— Data to use —
####################
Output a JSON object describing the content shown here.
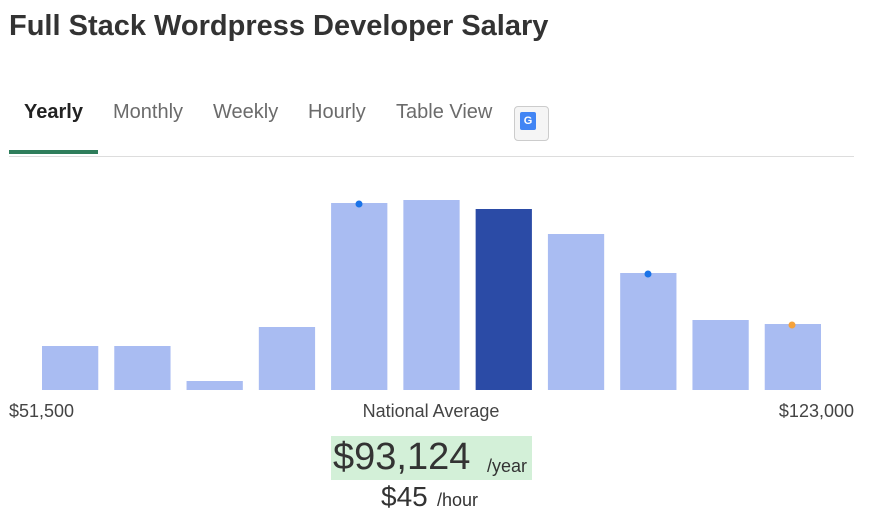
{
  "header": {
    "title": "Full Stack Wordpress Developer Salary"
  },
  "tabs": [
    "Yearly",
    "Monthly",
    "Weekly",
    "Hourly",
    "Table View"
  ],
  "chart_data": {
    "type": "bar",
    "values": [
      44,
      44,
      9,
      63,
      187,
      190,
      181,
      156,
      117,
      70,
      66
    ],
    "colors": [
      "#a9bcf2",
      "#a9bcf2",
      "#a9bcf2",
      "#a9bcf2",
      "#a9bcf2",
      "#a9bcf2",
      "#2b4ba6",
      "#a9bcf2",
      "#a9bcf2",
      "#a9bcf2",
      "#a9bcf2"
    ],
    "ylim": [
      0,
      200
    ],
    "min_label": "$51,500",
    "center_label": "National Average",
    "max_label": "$123,000"
  },
  "summary": {
    "amount": "$93,124",
    "unit": "/year",
    "hourly_amount": "$45",
    "hourly_unit": "/hour"
  }
}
####################
— Aim —
Restate the data above word for word. Do not include the images.

— Written response —
Output a JSON object describing the content shown here.
{
  "header": {
    "title": "Full Stack Wordpress Developer Salary"
  },
  "tabs": [
    "Yearly",
    "Monthly",
    "Weekly",
    "Hourly",
    "Table View"
  ],
  "chart_data": {
    "type": "bar",
    "values": [
      44,
      44,
      9,
      63,
      187,
      190,
      181,
      156,
      117,
      70,
      66
    ],
    "colors": [
      "#a9bcf2",
      "#a9bcf2",
      "#a9bcf2",
      "#a9bcf2",
      "#a9bcf2",
      "#a9bcf2",
      "#2b4ba6",
      "#a9bcf2",
      "#a9bcf2",
      "#a9bcf2",
      "#a9bcf2"
    ],
    "ylim": [
      0,
      200
    ],
    "min_label": "$51,500",
    "center_label": "National Average",
    "max_label": "$123,000"
  },
  "summary": {
    "amount": "$93,124",
    "unit": "/year",
    "hourly_amount": "$45",
    "hourly_unit": "/hour"
  }
}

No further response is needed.